## start TASK MATERIAL
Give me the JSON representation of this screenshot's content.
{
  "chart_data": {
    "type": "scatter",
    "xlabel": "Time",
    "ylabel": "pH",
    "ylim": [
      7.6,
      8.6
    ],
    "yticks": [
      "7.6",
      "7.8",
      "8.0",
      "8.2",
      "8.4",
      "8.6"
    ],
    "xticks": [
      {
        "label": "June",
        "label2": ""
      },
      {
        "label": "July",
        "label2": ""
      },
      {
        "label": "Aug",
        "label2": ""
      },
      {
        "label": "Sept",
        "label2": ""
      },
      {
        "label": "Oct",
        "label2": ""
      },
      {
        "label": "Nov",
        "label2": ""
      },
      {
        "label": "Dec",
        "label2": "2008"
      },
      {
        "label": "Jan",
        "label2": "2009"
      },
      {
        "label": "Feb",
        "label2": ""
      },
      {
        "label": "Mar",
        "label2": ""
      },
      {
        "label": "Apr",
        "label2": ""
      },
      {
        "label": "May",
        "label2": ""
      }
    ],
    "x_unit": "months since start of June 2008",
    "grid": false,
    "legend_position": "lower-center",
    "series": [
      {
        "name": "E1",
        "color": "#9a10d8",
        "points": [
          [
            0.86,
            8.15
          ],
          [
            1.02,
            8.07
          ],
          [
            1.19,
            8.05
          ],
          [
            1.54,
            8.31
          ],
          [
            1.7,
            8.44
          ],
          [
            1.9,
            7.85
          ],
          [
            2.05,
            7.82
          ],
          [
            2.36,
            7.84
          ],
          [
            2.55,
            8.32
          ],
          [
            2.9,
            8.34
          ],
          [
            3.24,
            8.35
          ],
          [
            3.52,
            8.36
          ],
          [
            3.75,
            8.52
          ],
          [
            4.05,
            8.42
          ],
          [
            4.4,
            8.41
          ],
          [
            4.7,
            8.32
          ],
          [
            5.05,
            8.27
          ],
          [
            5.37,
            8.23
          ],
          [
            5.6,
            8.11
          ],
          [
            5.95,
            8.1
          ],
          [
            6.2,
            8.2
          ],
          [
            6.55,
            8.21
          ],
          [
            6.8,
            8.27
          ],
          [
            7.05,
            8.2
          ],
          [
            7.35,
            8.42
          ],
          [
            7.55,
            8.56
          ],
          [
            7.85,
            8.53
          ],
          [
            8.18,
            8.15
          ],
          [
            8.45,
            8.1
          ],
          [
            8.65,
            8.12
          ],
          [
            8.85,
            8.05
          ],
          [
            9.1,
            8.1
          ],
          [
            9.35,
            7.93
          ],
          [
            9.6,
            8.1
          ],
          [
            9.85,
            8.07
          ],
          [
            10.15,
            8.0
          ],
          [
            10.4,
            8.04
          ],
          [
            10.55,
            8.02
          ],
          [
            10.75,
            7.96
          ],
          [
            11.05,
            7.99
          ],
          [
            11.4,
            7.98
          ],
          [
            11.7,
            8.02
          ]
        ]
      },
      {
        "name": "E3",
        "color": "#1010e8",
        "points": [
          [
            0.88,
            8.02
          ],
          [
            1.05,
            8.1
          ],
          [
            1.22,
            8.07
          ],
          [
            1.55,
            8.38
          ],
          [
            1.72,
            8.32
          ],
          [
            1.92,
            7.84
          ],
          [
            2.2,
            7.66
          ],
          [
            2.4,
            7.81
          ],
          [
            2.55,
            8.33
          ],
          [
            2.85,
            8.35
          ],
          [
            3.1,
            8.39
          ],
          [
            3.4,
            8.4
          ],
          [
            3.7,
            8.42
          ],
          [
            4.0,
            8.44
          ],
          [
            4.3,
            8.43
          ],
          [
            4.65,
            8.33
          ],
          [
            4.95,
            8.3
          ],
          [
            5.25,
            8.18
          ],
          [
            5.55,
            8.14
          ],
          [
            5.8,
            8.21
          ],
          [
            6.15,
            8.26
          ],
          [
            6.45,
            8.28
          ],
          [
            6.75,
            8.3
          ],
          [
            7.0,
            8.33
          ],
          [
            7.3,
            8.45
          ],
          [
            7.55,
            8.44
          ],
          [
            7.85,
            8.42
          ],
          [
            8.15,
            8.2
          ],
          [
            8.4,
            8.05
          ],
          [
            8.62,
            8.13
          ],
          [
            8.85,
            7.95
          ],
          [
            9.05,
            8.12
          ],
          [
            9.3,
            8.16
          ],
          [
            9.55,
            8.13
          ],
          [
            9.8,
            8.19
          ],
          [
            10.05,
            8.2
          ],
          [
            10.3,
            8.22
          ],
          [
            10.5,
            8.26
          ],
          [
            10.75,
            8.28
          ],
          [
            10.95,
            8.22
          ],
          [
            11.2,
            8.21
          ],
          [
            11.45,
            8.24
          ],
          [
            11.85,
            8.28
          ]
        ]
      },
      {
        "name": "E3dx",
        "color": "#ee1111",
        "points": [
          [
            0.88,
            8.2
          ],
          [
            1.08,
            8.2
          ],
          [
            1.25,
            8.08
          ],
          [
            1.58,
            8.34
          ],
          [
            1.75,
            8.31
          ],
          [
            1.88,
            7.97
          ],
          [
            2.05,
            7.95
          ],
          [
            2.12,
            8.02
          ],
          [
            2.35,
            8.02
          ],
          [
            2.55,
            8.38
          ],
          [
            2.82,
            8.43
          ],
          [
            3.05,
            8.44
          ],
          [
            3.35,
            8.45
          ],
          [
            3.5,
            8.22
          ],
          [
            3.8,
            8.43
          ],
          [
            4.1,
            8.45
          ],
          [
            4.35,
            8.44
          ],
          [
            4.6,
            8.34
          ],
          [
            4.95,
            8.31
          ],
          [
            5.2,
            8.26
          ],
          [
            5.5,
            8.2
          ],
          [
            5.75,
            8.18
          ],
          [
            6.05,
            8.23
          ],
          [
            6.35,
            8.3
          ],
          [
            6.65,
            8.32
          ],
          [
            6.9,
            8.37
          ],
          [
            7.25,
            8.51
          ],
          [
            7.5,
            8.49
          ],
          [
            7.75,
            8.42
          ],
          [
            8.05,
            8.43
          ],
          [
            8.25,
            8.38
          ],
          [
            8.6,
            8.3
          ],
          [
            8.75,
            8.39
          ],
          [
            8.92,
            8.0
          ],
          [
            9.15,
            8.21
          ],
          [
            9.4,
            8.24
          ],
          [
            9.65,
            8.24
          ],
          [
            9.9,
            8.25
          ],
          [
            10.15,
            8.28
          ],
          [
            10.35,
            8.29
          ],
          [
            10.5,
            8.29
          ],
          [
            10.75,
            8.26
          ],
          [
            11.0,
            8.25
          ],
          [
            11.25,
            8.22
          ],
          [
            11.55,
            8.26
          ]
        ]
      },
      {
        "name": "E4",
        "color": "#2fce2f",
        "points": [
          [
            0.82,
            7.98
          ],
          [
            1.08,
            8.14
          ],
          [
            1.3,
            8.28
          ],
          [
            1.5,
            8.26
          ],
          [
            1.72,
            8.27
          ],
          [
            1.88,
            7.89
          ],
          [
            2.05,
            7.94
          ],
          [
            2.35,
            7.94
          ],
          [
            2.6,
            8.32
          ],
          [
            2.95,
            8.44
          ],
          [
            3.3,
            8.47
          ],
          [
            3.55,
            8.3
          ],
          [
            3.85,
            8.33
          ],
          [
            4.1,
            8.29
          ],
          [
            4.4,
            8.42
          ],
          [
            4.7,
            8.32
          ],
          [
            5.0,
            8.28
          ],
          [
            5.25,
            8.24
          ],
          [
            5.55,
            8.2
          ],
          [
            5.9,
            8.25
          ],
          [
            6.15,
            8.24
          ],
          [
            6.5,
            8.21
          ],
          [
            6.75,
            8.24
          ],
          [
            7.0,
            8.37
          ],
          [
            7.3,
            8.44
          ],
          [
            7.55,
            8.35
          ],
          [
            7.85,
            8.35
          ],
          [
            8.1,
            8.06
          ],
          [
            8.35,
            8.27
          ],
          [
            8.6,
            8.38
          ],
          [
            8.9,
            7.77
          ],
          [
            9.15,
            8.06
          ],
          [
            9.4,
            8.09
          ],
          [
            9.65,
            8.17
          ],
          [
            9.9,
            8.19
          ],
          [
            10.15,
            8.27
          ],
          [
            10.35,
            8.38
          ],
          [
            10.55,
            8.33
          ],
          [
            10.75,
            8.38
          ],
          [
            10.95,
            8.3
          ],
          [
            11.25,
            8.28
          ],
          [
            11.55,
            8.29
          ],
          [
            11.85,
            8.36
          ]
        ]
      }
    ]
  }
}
## end TASK MATERIAL
Within the data above, pick out all lines holding the word "color".

* _SOLUTION_:
        "color": "#9a10d8",
        "color": "#1010e8",
        "color": "#ee1111",
        "color": "#2fce2f",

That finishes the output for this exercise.